**OBJECTIVE:** Every record should be written out exactly, with the pictures left out.

**MATERIAL FOR THIS TASK:**
───

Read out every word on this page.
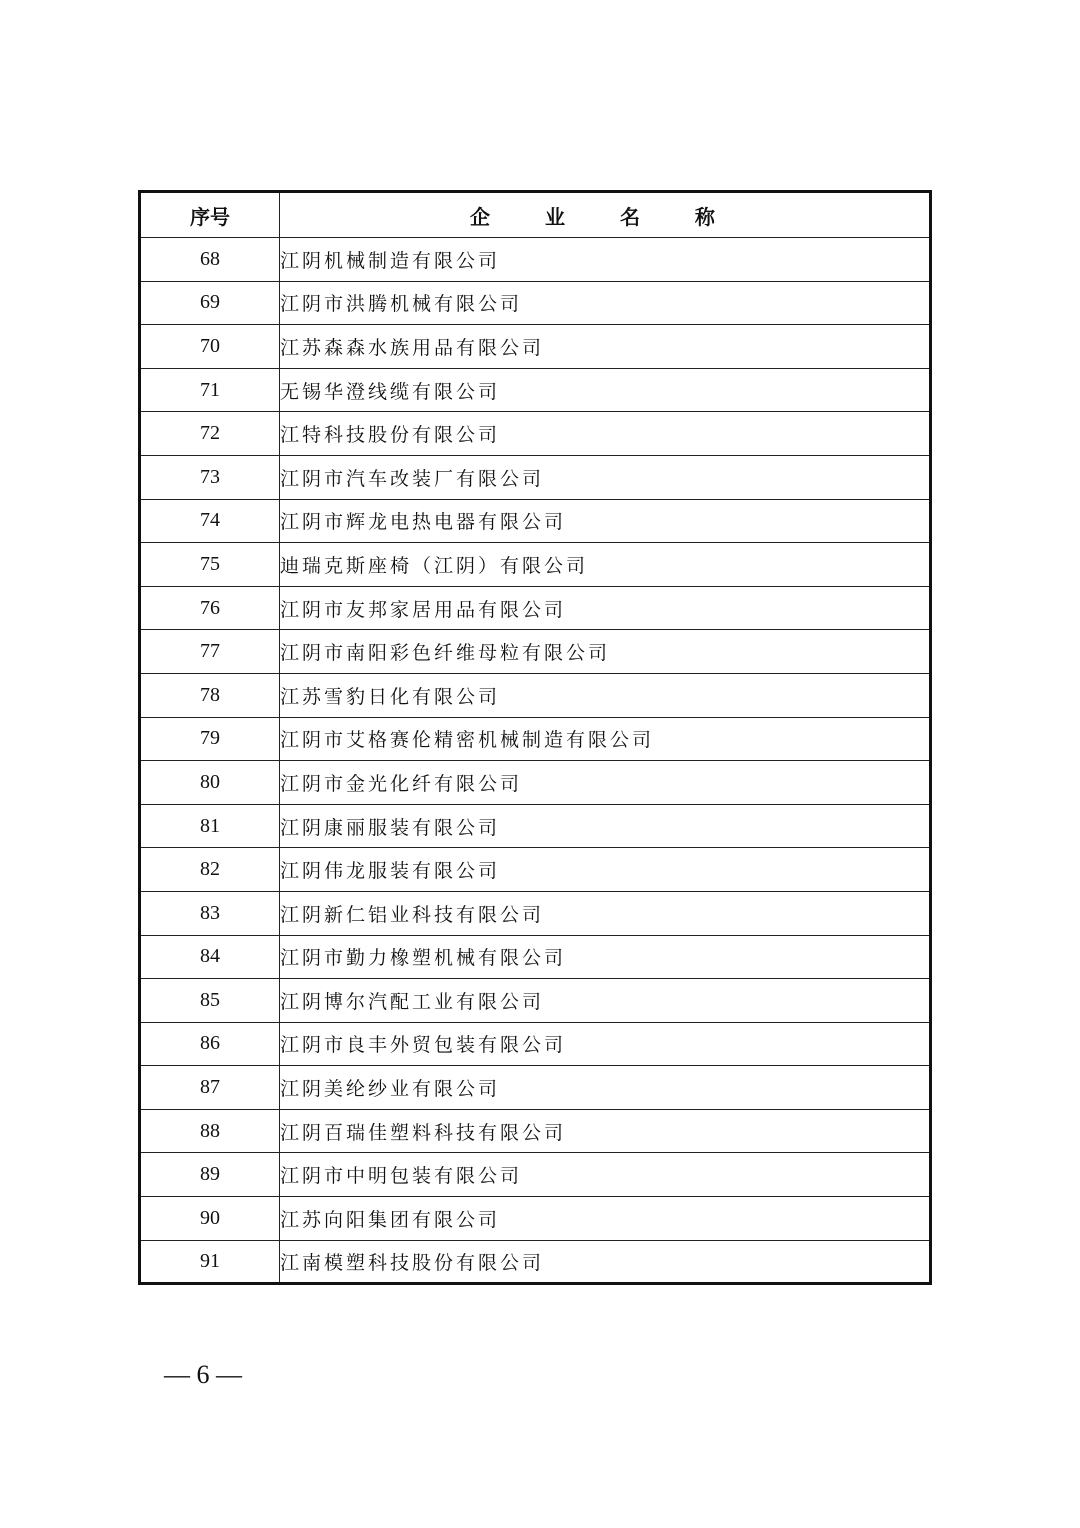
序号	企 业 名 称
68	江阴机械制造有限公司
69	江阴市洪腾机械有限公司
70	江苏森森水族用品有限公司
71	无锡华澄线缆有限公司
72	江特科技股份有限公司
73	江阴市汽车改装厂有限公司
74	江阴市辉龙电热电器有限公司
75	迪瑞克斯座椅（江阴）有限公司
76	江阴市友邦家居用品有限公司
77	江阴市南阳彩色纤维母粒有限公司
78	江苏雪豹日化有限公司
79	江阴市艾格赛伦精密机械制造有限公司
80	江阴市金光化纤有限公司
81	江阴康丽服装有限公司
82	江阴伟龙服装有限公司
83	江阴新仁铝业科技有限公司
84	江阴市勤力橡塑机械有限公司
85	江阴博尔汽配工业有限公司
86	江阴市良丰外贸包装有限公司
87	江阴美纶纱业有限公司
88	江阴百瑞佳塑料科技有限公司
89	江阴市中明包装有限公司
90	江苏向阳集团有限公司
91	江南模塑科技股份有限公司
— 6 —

───

**TASK RESULT:**
Read out every word on this page.
序号	企 业 名 称
68	江阴机械制造有限公司
69	江阴市洪腾机械有限公司
70	江苏森森水族用品有限公司
71	无锡华澄线缆有限公司
72	江特科技股份有限公司
73	江阴市汽车改装厂有限公司
74	江阴市辉龙电热电器有限公司
75	迪瑞克斯座椅（江阴）有限公司
76	江阴市友邦家居用品有限公司
77	江阴市南阳彩色纤维母粒有限公司
78	江苏雪豹日化有限公司
79	江阴市艾格赛伦精密机械制造有限公司
80	江阴市金光化纤有限公司
81	江阴康丽服装有限公司
82	江阴伟龙服装有限公司
83	江阴新仁铝业科技有限公司
84	江阴市勤力橡塑机械有限公司
85	江阴博尔汽配工业有限公司
86	江阴市良丰外贸包装有限公司
87	江阴美纶纱业有限公司
88	江阴百瑞佳塑料科技有限公司
89	江阴市中明包装有限公司
90	江苏向阳集团有限公司
91	江南模塑科技股份有限公司
— 6 —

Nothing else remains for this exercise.